[Exercise prompt] Scan the records below. List lines holding "anomaly".

[Records for the exercise]
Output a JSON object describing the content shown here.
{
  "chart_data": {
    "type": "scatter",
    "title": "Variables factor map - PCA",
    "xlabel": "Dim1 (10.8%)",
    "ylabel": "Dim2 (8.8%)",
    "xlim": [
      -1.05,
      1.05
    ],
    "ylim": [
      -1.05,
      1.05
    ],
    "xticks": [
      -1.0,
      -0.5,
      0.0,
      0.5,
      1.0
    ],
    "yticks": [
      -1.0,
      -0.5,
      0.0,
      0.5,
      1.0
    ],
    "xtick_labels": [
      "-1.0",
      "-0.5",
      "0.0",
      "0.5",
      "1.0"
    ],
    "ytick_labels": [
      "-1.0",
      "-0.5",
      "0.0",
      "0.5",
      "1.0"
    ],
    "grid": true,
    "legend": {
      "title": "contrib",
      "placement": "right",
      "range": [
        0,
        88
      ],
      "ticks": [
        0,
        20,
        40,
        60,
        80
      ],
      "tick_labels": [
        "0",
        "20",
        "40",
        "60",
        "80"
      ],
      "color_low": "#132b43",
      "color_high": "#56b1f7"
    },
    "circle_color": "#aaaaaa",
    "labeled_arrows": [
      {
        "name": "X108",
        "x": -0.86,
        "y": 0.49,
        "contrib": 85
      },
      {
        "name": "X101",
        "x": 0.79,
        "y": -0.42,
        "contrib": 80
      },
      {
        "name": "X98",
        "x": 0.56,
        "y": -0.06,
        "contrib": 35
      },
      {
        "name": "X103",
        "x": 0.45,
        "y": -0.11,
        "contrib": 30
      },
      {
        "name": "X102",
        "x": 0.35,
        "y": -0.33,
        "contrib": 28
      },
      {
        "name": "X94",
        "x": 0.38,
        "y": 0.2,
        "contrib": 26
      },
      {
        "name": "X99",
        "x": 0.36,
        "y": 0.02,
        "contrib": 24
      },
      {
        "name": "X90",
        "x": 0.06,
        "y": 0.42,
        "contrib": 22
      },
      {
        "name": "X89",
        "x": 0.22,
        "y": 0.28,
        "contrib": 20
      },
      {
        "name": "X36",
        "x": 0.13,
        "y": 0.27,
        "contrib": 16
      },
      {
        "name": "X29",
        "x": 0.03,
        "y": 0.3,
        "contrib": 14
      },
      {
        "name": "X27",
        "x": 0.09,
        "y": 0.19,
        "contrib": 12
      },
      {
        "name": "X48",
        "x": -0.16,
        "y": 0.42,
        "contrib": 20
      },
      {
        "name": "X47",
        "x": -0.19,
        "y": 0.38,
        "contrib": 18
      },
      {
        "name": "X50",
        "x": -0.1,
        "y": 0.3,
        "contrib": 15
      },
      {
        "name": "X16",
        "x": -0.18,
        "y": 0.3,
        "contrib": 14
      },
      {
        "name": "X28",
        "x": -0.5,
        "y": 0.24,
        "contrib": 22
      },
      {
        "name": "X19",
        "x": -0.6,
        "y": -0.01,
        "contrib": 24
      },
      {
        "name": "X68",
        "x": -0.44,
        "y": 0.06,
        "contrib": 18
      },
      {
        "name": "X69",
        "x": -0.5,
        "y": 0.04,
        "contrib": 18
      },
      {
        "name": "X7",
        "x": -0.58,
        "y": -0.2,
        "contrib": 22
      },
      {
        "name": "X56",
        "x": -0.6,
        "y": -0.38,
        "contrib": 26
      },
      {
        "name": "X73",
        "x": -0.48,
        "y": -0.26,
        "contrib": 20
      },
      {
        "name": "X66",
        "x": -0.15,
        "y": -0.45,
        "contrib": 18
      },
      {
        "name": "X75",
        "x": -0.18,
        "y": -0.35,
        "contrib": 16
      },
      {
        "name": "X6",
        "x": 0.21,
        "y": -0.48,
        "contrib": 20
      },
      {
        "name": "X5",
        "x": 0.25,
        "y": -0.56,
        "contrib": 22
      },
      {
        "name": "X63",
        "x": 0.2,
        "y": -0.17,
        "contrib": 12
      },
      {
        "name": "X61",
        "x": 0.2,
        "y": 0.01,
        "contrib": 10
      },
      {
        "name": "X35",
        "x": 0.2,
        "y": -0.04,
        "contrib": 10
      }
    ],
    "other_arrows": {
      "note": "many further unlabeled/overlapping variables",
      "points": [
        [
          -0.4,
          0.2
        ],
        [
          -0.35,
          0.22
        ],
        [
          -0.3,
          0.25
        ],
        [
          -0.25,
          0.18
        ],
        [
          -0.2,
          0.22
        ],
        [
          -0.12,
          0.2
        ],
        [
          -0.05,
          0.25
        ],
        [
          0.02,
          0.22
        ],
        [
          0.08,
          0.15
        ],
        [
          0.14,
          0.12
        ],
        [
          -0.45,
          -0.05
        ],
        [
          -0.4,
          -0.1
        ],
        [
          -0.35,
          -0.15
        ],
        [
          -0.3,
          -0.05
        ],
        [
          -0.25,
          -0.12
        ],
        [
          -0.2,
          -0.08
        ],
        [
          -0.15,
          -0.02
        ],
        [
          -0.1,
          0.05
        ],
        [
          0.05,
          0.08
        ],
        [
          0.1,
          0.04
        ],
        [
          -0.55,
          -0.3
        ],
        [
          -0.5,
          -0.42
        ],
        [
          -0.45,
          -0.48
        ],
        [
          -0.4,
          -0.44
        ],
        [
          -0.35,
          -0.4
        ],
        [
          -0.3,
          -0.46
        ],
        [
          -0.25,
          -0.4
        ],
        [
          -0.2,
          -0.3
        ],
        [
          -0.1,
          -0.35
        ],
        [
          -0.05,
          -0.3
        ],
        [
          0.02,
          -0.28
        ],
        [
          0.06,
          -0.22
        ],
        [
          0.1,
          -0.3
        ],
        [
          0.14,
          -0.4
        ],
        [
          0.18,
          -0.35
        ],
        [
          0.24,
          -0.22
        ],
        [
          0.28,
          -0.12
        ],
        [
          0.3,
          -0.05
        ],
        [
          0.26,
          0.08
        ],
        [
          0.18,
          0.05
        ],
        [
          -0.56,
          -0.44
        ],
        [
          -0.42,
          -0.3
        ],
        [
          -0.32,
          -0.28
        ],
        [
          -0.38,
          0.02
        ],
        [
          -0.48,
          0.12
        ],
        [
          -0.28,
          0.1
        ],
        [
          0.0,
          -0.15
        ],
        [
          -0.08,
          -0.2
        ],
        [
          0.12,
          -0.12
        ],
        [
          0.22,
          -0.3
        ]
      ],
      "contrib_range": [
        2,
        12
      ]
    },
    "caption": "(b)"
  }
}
* * *
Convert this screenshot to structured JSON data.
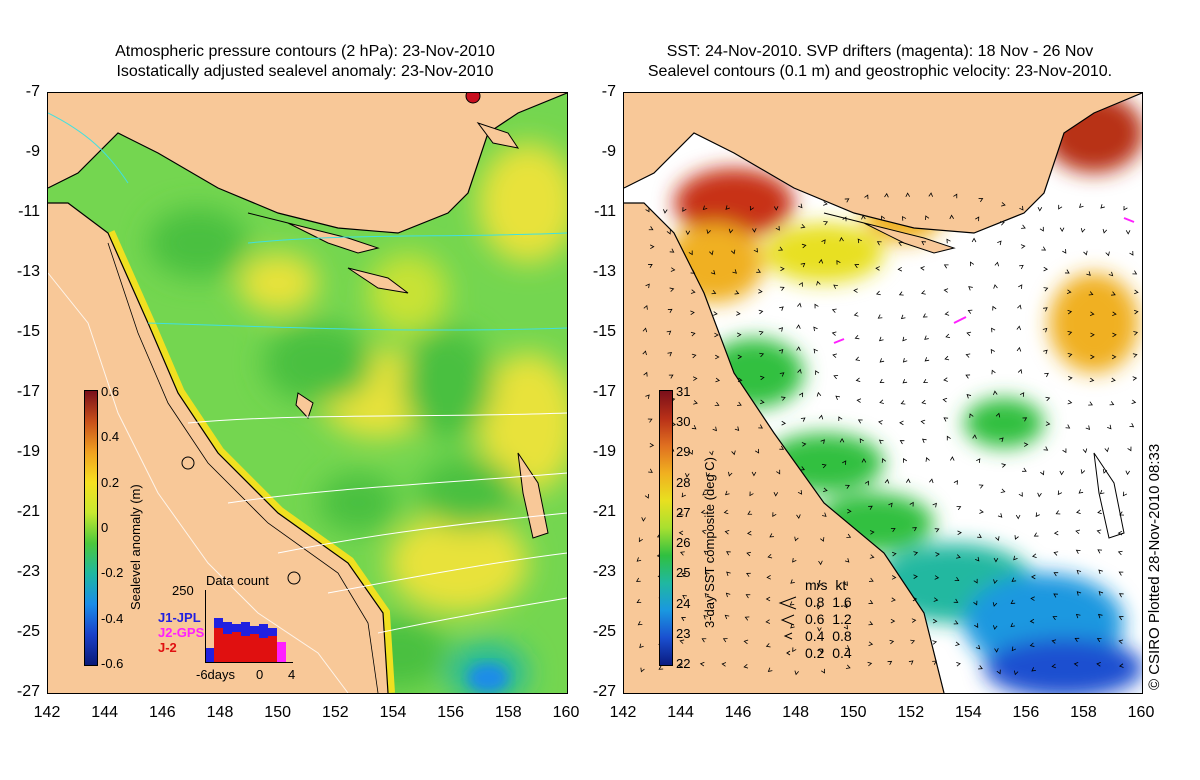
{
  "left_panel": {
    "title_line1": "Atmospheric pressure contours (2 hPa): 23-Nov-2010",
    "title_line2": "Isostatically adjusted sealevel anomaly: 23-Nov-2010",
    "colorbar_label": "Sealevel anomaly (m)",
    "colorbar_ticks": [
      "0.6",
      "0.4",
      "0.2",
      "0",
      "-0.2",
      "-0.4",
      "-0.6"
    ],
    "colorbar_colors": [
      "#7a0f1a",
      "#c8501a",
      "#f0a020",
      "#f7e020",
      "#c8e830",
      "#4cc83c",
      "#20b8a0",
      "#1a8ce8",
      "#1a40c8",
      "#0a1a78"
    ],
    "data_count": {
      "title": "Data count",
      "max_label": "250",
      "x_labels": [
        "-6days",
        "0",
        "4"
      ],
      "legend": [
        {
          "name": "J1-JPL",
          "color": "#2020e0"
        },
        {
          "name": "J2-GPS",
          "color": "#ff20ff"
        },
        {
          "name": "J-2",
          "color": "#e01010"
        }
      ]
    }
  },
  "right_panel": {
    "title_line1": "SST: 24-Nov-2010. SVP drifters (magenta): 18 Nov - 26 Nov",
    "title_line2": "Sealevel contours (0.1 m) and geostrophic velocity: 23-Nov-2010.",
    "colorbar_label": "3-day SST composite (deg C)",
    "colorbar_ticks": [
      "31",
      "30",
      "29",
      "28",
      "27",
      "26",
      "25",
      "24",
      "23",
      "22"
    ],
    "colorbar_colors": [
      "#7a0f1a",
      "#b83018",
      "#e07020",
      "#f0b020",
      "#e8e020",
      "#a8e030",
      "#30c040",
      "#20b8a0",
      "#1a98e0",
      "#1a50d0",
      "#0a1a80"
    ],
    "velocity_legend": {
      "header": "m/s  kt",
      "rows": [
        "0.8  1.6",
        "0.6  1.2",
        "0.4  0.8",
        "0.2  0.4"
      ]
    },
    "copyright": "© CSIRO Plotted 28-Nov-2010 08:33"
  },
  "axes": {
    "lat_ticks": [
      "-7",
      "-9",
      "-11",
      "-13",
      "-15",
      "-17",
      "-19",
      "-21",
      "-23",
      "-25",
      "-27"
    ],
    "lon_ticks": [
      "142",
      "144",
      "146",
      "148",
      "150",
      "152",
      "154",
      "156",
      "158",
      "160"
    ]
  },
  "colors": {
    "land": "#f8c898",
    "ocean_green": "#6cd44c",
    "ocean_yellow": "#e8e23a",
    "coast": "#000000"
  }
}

[Result of the task]
    "title_line2": "Isostatically adjusted sealevel anomaly: 23-Nov-2010",
    "colorbar_label": "Sealevel anomaly (m)",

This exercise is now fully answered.